## Problem description:
Copy out every line containing the word "силы".

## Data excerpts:
-- START --

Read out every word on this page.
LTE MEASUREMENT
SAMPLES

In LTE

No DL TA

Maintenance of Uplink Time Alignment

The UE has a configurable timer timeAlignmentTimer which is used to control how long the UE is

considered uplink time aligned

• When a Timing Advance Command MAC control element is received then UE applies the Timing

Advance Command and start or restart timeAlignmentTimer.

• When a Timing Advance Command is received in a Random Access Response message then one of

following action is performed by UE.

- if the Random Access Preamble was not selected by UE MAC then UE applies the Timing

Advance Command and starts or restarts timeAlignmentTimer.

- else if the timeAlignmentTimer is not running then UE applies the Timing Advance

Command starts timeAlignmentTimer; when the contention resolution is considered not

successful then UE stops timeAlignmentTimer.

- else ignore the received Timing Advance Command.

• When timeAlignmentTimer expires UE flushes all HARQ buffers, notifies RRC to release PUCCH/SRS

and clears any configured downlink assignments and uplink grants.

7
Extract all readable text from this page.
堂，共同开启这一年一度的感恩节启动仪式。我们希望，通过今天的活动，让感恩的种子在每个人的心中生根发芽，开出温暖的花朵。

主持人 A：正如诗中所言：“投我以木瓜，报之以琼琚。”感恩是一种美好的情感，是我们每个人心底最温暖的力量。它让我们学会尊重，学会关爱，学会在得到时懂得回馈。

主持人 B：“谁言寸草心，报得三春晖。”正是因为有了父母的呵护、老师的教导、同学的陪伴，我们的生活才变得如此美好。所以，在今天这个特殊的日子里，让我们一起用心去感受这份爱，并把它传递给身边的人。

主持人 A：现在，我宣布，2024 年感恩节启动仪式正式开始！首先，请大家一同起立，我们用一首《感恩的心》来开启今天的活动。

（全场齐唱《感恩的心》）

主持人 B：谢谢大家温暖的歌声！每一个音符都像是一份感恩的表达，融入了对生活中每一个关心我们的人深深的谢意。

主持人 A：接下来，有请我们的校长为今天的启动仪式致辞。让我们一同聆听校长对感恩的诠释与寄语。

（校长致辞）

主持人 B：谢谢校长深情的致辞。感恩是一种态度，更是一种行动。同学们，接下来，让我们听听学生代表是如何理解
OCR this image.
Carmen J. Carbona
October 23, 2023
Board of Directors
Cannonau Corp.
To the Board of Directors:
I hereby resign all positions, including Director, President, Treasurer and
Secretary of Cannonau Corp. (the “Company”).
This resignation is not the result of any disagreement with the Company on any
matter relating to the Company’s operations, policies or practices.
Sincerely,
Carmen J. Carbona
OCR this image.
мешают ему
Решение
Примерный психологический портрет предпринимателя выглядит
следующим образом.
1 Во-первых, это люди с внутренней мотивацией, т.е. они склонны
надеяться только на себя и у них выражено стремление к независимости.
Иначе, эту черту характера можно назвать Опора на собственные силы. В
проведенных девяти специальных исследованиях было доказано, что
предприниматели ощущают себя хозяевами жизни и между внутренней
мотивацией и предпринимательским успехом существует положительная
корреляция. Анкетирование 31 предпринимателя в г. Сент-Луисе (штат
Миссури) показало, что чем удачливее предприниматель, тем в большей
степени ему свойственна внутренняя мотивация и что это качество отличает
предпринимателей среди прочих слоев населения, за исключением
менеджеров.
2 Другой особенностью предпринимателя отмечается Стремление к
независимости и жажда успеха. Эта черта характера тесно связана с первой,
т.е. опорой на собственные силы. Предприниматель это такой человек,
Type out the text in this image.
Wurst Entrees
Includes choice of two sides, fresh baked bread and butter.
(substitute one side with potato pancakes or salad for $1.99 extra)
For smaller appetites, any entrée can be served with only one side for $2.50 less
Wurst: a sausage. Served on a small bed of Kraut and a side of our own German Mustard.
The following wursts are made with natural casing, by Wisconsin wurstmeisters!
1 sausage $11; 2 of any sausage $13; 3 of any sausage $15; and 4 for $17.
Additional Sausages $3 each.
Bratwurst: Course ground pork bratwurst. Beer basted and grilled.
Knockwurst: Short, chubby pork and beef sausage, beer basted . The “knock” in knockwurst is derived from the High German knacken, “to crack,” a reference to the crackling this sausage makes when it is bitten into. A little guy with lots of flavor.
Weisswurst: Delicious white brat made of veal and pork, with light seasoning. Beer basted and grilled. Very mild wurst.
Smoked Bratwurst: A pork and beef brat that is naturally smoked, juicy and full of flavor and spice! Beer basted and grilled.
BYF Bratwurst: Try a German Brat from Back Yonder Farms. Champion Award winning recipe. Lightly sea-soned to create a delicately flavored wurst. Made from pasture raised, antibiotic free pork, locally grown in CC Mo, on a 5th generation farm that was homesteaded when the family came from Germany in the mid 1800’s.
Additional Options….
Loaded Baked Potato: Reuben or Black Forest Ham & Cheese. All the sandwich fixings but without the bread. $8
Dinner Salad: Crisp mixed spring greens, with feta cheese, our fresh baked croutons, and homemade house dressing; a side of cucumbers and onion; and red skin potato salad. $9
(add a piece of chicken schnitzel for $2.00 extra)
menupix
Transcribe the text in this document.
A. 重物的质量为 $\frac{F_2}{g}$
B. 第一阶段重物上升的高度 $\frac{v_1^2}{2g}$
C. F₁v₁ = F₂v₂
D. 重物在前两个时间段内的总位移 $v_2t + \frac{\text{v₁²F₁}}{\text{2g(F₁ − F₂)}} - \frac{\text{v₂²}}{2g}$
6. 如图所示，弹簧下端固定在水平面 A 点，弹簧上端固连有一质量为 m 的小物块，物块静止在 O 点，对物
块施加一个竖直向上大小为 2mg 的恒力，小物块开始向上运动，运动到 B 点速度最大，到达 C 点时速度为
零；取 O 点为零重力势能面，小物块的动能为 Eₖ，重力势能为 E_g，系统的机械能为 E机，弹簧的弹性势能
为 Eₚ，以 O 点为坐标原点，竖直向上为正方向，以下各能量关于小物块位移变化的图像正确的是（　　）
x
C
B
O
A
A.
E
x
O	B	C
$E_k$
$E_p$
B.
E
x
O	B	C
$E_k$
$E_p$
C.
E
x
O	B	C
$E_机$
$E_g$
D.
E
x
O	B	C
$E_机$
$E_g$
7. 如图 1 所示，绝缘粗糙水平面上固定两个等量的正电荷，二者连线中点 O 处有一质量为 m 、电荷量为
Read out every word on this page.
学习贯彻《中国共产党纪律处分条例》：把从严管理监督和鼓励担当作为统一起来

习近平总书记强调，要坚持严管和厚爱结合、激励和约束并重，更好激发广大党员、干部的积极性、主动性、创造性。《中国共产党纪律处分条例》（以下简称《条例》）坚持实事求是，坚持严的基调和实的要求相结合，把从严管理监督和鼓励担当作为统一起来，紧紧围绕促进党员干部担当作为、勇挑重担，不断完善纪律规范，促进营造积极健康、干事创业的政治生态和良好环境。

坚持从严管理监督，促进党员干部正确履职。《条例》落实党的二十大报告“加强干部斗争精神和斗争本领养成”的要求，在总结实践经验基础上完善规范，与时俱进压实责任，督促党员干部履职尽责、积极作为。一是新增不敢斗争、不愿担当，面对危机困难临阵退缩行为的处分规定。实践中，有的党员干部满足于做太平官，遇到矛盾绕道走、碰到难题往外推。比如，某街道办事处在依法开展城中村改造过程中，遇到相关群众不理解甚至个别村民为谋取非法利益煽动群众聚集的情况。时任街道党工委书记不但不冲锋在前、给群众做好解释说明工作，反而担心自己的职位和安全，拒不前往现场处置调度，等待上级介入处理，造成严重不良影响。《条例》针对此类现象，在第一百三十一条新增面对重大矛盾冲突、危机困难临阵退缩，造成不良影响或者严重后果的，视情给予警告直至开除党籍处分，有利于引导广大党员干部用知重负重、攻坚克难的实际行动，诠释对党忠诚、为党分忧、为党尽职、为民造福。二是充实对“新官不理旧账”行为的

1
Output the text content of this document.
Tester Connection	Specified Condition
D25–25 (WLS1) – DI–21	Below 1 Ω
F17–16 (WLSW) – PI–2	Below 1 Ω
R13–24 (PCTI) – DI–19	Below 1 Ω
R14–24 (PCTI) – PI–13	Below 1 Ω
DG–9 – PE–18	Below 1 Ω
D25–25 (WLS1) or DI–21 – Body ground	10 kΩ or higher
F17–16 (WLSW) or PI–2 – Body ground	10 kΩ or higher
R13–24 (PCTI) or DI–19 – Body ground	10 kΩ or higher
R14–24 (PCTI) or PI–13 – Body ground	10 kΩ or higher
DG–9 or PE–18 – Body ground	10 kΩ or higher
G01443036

-- END --

## Full response:
Иначе, эту черту характера можно назвать Опора на собственные силы. В
т.е. опорой на собственные силы. Предприниматель это такой человек,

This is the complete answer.